-- start of Document text --

1. **Increasing demux concurrency (c=12, c=16)** — Every experiment
   with higher demux concurrency was worse than baseline.  The intuition
   "more threads = more throughput" pointed in the wrong direction for
   this memory-bandwidth-bound stage.

2. **Larger batch sizes (alone)** — Batch=32 without other optimizations
   only yielded +5%.  However, batch=32 combined with the full MTP +
   concurrency tuning stack was competitive (1,301 sps).

3. **CPU decode** — CPU-based FFmpeg decode with demux c=4 reached
   ~1,060 sps — competitive but ~20% below NVDEC configurations.

4. **torch.compile** — Added compilation warmup with no steady-state
   improvement.  The model (R3D-18 at 112×112) is too compute-light for
   compilation to matter.

5. **Streaming demux** — Both streaming demux variants crashed or stalled.

-- end of Document text --
-- start of Supplied entries --

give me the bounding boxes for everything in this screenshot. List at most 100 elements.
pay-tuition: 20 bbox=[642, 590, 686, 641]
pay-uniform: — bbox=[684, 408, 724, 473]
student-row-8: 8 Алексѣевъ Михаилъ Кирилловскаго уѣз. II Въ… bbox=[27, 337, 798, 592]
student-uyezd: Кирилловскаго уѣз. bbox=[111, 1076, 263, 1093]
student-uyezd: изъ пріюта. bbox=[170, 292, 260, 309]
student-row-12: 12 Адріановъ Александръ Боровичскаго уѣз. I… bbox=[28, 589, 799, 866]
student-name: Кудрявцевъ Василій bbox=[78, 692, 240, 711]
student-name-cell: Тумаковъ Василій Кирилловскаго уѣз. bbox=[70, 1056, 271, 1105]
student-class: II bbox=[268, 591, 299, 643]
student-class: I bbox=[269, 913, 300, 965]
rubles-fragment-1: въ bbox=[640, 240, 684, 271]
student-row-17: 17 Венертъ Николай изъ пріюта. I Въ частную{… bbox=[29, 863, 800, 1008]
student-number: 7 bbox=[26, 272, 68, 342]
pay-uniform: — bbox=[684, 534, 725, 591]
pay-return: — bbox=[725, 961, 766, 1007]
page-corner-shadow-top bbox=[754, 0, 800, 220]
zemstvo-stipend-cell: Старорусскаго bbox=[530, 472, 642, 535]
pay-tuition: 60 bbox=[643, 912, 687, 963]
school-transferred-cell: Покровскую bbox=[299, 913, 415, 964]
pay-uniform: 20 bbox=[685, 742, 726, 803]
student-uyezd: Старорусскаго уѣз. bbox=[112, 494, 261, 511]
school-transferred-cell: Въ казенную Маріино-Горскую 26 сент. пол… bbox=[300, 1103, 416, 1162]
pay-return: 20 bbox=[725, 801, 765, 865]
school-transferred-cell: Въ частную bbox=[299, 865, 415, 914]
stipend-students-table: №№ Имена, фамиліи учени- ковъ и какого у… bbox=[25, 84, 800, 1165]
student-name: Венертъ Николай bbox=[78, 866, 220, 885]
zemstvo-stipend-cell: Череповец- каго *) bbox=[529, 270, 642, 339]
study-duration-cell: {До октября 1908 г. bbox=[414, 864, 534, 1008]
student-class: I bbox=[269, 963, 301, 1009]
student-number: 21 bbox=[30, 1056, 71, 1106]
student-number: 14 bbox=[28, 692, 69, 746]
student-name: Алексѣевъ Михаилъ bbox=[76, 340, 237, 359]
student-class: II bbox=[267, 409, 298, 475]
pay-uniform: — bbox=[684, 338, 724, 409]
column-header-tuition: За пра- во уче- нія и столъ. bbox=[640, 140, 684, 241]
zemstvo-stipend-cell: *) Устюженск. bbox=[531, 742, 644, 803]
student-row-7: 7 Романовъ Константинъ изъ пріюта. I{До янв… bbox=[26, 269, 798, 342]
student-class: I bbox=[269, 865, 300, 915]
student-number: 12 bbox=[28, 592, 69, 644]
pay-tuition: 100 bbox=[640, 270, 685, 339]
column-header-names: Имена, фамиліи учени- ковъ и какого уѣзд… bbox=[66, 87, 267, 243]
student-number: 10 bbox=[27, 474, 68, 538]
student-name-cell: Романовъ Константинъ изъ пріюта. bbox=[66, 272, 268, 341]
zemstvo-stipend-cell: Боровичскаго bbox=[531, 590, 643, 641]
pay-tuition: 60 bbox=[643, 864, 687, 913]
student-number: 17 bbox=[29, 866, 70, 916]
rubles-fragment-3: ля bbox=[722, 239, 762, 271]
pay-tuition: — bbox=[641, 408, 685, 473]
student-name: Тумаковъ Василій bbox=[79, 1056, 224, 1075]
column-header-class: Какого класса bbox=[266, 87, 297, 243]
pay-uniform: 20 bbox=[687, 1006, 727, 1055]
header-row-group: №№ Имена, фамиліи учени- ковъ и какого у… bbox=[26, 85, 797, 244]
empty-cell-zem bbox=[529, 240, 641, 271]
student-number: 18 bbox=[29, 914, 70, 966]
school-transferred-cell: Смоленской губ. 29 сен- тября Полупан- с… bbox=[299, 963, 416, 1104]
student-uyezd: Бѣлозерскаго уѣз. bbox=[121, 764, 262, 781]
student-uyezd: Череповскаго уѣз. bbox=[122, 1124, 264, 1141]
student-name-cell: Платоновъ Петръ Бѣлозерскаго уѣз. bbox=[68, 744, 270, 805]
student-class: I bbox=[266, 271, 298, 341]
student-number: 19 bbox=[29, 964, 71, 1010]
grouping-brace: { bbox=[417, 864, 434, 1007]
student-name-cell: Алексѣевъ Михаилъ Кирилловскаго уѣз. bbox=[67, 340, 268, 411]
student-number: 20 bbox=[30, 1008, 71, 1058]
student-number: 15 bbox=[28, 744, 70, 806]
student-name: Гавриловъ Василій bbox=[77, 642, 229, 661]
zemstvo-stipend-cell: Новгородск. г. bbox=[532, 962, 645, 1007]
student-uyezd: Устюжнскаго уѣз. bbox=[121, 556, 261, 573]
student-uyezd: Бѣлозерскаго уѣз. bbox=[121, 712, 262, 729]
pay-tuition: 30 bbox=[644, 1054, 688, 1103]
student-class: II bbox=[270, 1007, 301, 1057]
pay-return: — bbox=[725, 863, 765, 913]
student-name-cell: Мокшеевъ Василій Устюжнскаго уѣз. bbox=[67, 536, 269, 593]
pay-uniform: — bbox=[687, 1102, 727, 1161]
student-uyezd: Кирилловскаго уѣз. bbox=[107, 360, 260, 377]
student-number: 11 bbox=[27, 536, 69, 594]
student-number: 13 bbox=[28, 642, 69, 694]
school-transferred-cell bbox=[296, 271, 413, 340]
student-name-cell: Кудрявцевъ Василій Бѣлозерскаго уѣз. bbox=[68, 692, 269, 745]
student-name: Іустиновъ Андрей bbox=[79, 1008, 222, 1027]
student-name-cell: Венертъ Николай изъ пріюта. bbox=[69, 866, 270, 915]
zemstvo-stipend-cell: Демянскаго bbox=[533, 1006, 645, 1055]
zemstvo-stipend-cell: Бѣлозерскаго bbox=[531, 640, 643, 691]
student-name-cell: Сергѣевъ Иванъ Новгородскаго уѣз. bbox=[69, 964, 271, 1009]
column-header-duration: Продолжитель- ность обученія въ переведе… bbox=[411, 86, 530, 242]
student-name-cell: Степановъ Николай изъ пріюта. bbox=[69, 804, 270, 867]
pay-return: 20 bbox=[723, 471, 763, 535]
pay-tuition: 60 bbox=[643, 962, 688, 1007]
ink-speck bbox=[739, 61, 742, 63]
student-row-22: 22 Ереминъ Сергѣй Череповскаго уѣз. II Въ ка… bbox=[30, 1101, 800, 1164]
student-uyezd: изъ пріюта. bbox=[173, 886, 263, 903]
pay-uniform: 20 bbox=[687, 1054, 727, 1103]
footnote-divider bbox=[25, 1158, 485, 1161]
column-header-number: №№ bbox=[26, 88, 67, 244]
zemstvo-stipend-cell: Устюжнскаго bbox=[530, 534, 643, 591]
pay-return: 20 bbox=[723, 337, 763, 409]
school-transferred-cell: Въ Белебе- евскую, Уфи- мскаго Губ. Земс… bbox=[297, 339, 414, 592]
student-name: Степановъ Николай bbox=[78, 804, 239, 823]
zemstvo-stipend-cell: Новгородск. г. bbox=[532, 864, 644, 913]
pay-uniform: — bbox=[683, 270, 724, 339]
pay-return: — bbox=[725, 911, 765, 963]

-- end of Supplied entries --
-- start of Supplied entries --

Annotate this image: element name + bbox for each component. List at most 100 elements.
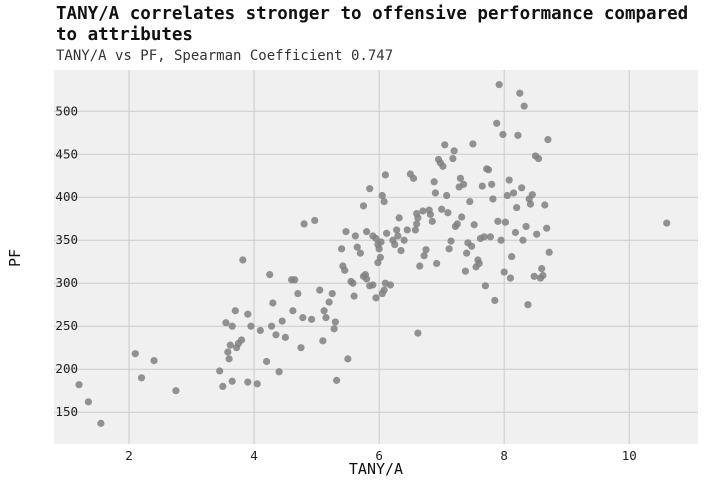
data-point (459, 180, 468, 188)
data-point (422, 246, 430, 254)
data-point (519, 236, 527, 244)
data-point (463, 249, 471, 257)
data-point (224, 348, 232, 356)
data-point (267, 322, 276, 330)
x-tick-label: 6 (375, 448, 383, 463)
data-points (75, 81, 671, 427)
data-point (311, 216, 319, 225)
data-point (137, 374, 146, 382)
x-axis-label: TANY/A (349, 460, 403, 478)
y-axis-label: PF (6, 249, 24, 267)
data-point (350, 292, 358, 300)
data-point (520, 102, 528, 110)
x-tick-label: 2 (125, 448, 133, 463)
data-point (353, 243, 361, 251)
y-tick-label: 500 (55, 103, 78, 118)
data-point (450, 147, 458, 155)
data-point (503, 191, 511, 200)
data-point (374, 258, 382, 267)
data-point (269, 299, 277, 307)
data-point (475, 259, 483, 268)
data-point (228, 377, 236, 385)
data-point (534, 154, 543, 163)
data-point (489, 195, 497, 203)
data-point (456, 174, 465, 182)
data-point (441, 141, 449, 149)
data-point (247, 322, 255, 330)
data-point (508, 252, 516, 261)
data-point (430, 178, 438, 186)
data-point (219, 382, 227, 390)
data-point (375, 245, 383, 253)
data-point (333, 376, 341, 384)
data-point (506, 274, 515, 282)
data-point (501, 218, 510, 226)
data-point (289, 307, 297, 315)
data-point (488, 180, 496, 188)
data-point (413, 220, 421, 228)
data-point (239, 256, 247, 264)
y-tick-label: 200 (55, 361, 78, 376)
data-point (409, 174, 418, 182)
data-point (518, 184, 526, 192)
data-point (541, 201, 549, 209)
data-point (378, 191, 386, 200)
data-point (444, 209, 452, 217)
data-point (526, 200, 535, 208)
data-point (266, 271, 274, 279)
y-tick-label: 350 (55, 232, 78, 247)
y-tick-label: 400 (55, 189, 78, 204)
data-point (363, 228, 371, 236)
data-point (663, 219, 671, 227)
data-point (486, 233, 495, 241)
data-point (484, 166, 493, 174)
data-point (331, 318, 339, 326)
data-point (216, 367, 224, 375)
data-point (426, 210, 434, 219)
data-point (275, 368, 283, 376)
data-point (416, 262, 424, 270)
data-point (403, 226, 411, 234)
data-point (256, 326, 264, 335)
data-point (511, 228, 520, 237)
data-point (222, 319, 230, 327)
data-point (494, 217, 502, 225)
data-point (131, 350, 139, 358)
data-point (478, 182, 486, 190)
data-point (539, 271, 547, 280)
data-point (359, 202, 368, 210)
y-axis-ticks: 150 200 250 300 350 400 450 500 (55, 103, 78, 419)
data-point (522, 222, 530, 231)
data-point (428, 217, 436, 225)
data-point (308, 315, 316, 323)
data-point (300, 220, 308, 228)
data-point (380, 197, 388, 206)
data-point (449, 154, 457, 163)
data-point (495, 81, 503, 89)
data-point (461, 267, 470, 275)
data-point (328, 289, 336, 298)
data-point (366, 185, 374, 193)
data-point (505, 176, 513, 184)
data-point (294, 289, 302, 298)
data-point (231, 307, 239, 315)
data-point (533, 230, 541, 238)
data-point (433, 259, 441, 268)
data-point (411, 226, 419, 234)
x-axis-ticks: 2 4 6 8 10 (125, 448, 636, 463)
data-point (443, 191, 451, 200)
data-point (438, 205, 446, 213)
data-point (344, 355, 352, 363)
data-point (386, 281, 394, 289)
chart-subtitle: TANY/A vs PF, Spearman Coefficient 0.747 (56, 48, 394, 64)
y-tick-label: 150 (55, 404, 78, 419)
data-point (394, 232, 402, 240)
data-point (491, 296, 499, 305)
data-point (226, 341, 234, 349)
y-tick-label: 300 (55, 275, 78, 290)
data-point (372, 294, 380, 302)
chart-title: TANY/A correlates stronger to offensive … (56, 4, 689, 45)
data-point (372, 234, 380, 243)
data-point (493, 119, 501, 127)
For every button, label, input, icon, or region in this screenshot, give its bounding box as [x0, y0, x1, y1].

-- end of Supplied entries --
-- start of Supplied entries --

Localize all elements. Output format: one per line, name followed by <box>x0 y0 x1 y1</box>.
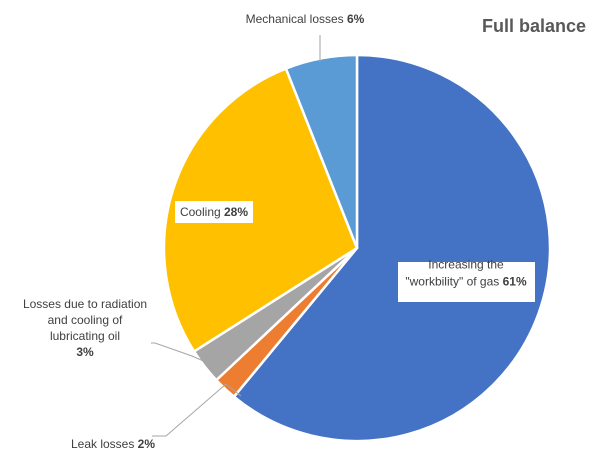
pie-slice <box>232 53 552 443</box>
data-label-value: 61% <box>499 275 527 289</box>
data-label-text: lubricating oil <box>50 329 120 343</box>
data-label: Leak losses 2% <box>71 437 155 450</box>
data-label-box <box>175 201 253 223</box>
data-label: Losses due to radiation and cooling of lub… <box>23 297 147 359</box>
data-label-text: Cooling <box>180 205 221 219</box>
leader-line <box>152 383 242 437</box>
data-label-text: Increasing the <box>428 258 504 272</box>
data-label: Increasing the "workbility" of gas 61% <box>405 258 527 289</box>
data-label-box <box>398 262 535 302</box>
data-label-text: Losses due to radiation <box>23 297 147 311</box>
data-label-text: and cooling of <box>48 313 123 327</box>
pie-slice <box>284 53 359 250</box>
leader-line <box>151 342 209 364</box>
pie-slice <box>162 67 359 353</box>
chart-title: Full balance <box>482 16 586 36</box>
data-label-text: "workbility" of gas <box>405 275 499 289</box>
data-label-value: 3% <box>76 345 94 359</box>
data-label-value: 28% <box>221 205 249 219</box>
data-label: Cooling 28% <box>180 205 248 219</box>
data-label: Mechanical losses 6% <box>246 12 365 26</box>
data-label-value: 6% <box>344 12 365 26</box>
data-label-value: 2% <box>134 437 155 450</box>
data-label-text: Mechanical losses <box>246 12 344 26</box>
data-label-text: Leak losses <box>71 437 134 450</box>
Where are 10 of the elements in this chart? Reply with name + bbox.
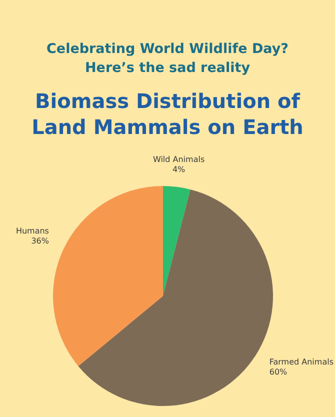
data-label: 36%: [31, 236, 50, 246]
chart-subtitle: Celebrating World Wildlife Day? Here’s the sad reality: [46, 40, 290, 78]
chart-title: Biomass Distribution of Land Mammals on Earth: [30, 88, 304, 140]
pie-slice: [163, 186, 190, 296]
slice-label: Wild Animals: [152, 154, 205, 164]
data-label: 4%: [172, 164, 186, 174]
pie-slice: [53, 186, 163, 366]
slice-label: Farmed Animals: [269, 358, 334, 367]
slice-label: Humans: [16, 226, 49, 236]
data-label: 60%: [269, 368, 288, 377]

-- end of Supplied entries --

> [Work to be completed]
From the text on throughput experiments above, reproduce everything from "4. **torch.compile** —" down to "compilation to matter." word for word.

> [Answer for the task]
4. **torch.compile** — Added compilation warmup with no steady-state
   improvement.  The model (R3D-18 at 112×112) is too compute-light for
   compilation to matter.